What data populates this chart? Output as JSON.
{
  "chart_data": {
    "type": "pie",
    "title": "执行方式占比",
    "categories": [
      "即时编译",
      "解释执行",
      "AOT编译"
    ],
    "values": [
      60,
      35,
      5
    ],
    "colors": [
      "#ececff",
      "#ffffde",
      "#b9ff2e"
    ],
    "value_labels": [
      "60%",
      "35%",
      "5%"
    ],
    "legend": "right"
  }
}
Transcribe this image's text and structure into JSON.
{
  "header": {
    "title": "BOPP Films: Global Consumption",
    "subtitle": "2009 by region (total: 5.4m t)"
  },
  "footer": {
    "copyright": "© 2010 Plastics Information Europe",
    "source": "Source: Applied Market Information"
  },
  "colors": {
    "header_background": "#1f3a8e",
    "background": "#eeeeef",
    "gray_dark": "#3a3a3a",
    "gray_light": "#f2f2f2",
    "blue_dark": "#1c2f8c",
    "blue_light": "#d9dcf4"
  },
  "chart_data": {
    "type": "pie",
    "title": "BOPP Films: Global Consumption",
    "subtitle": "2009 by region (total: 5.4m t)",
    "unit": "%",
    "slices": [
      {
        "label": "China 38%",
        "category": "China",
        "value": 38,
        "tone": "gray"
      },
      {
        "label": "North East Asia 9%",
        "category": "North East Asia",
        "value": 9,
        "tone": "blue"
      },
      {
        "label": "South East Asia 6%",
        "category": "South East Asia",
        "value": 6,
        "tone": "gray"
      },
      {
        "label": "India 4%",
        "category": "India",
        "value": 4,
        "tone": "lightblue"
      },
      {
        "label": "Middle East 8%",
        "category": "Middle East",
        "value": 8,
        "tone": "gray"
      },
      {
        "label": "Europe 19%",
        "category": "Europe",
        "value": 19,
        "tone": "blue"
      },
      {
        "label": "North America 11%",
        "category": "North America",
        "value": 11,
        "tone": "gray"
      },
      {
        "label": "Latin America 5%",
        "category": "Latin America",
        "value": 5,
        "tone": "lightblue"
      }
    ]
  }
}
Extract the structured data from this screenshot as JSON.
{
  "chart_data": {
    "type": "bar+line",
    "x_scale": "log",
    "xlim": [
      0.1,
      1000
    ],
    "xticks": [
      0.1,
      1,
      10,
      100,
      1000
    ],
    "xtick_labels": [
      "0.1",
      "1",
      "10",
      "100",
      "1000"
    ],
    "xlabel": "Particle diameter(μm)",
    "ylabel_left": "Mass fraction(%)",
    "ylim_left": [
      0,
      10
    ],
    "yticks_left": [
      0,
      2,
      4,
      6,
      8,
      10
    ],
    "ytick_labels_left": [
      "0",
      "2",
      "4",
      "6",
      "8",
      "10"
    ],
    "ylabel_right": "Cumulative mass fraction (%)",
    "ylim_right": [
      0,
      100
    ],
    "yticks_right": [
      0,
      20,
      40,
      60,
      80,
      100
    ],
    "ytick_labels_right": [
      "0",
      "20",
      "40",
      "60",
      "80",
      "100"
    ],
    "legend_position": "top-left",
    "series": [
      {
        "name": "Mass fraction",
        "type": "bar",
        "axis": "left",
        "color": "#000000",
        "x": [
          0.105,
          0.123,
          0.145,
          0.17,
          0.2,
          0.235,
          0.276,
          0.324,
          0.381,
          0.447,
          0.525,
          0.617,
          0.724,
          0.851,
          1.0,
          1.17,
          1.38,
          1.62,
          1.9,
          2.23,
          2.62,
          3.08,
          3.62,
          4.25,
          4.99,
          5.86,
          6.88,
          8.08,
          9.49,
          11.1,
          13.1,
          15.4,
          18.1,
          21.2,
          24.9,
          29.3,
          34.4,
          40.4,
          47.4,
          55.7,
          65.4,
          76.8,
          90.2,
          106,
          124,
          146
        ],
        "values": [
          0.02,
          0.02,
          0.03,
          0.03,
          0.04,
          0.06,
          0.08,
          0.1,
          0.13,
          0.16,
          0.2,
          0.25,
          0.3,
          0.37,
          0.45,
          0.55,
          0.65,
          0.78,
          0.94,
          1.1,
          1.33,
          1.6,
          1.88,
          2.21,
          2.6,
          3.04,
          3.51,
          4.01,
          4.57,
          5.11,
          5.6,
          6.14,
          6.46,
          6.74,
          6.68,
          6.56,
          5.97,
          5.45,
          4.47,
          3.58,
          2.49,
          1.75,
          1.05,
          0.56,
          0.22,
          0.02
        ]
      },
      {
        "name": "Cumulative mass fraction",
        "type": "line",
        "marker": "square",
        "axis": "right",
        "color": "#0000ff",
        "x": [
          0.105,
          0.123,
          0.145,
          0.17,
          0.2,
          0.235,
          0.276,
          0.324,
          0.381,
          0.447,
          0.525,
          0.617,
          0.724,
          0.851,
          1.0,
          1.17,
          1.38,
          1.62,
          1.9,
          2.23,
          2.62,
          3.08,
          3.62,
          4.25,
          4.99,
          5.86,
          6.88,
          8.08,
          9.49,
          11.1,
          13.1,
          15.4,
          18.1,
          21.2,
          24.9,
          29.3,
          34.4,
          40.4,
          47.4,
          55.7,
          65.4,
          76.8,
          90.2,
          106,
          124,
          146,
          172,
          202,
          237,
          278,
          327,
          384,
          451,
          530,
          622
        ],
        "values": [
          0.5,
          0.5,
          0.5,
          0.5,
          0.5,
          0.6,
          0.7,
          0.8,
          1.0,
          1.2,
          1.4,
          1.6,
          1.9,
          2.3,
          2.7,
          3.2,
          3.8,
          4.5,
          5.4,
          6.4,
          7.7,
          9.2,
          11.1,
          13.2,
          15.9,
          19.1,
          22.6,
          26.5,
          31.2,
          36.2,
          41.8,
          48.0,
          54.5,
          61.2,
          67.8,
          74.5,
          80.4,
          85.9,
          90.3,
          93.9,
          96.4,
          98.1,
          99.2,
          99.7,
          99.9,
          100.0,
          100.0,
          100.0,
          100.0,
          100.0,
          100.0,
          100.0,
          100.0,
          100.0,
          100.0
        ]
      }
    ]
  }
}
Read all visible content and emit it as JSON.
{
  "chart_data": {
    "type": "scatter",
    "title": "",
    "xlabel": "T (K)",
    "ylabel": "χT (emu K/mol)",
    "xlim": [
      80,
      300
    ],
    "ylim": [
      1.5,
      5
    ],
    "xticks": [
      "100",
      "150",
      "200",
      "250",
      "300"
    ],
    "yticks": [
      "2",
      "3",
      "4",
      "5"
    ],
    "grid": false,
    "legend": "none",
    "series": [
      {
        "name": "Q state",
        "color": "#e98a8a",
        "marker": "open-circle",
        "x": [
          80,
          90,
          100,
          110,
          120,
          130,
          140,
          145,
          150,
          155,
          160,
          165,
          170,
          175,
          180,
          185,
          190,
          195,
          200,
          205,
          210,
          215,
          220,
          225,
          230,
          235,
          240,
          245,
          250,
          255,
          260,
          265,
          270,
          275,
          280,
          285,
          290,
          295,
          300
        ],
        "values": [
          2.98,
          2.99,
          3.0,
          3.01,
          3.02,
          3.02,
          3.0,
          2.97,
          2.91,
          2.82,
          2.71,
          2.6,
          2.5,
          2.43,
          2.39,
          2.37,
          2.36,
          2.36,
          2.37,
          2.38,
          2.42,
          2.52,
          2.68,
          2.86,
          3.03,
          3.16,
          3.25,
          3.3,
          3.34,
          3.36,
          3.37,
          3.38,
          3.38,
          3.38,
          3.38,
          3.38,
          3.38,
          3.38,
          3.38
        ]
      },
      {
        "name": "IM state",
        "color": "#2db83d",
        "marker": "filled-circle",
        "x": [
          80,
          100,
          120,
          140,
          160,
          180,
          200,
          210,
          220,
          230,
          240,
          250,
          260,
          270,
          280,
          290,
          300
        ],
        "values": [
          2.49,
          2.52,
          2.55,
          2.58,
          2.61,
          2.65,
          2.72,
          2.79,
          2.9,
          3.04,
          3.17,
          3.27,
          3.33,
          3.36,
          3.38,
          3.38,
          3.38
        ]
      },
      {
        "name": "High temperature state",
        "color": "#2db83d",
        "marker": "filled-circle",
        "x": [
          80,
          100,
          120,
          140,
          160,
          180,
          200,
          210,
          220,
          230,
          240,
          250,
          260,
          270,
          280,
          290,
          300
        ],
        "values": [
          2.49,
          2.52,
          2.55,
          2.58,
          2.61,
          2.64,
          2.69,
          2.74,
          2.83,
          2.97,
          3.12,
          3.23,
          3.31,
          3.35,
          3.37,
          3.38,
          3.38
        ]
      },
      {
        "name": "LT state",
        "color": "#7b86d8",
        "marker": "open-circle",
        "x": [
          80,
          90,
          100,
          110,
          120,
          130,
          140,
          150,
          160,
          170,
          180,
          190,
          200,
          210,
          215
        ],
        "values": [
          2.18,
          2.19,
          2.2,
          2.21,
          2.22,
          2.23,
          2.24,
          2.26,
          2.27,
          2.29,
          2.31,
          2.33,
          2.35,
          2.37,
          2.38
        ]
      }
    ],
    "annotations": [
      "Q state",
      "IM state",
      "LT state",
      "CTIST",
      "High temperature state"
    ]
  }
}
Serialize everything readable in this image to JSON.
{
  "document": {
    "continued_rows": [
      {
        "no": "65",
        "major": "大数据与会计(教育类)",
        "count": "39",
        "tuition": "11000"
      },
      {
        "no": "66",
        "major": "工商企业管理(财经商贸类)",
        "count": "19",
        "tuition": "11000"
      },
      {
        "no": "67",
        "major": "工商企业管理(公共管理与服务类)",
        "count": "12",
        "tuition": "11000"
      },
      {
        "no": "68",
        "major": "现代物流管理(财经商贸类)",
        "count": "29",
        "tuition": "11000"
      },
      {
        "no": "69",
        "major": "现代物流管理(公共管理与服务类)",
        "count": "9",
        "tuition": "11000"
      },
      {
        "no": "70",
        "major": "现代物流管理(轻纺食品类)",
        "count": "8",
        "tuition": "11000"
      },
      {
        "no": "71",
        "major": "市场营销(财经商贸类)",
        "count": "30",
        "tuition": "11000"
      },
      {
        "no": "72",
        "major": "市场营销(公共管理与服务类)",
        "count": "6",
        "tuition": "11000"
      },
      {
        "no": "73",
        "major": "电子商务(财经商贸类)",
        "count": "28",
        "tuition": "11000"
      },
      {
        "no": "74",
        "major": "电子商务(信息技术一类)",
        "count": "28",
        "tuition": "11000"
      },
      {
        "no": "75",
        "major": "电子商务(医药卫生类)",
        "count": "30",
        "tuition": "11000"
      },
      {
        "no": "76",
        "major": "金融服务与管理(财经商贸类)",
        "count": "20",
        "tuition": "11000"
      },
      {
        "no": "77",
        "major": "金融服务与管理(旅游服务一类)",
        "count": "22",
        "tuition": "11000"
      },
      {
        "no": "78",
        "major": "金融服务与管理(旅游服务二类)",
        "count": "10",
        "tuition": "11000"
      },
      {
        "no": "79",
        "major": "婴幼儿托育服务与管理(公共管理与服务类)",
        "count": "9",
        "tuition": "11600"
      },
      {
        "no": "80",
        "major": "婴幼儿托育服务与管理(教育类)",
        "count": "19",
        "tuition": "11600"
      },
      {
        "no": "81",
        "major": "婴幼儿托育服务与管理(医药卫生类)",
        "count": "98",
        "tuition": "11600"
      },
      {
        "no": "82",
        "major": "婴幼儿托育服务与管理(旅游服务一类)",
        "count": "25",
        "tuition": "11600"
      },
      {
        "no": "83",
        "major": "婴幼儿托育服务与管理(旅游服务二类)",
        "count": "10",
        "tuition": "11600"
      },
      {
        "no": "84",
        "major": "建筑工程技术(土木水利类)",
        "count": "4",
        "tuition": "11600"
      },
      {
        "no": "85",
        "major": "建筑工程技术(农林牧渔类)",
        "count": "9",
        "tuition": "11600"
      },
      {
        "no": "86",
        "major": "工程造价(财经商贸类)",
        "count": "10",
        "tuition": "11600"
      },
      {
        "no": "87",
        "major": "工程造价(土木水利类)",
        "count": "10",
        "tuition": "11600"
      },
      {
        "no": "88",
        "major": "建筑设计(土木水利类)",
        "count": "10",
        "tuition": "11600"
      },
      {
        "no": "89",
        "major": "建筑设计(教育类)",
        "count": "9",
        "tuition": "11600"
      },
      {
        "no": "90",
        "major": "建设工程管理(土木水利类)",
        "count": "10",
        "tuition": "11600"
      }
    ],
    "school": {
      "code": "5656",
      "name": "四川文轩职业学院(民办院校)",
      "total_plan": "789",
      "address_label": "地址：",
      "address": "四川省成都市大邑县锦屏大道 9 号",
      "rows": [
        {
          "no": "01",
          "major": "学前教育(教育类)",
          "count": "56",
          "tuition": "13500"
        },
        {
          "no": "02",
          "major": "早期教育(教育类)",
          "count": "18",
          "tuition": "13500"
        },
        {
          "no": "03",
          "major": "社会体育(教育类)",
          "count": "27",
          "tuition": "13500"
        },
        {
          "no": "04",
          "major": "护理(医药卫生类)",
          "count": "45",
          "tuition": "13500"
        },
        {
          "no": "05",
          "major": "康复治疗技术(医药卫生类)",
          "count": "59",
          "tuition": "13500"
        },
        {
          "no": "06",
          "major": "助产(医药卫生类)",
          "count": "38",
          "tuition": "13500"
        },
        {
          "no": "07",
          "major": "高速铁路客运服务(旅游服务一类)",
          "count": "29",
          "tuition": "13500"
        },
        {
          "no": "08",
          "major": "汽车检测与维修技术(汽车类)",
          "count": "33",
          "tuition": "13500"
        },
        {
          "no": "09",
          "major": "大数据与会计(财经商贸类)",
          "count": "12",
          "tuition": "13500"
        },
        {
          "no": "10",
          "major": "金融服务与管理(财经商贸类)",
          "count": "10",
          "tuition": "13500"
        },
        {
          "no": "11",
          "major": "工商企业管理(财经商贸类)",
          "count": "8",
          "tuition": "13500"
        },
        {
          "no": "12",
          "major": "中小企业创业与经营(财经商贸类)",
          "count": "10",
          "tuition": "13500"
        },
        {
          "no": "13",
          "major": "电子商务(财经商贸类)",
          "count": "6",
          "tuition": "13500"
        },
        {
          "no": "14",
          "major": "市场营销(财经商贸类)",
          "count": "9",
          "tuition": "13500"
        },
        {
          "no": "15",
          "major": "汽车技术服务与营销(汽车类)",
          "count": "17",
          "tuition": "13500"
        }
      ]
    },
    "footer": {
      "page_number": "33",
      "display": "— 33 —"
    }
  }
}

+++++

INSTRUCTION: Gather and copy every line of the data in which the string "fraction" is found.

EXERCISE SOLUTION:
    "ylabel_left": "Mass fraction(%)",
    "ylabel_right": "Cumulative mass fraction (%)",
        "name": "Mass fraction",
        "name": "Cumulative mass fraction",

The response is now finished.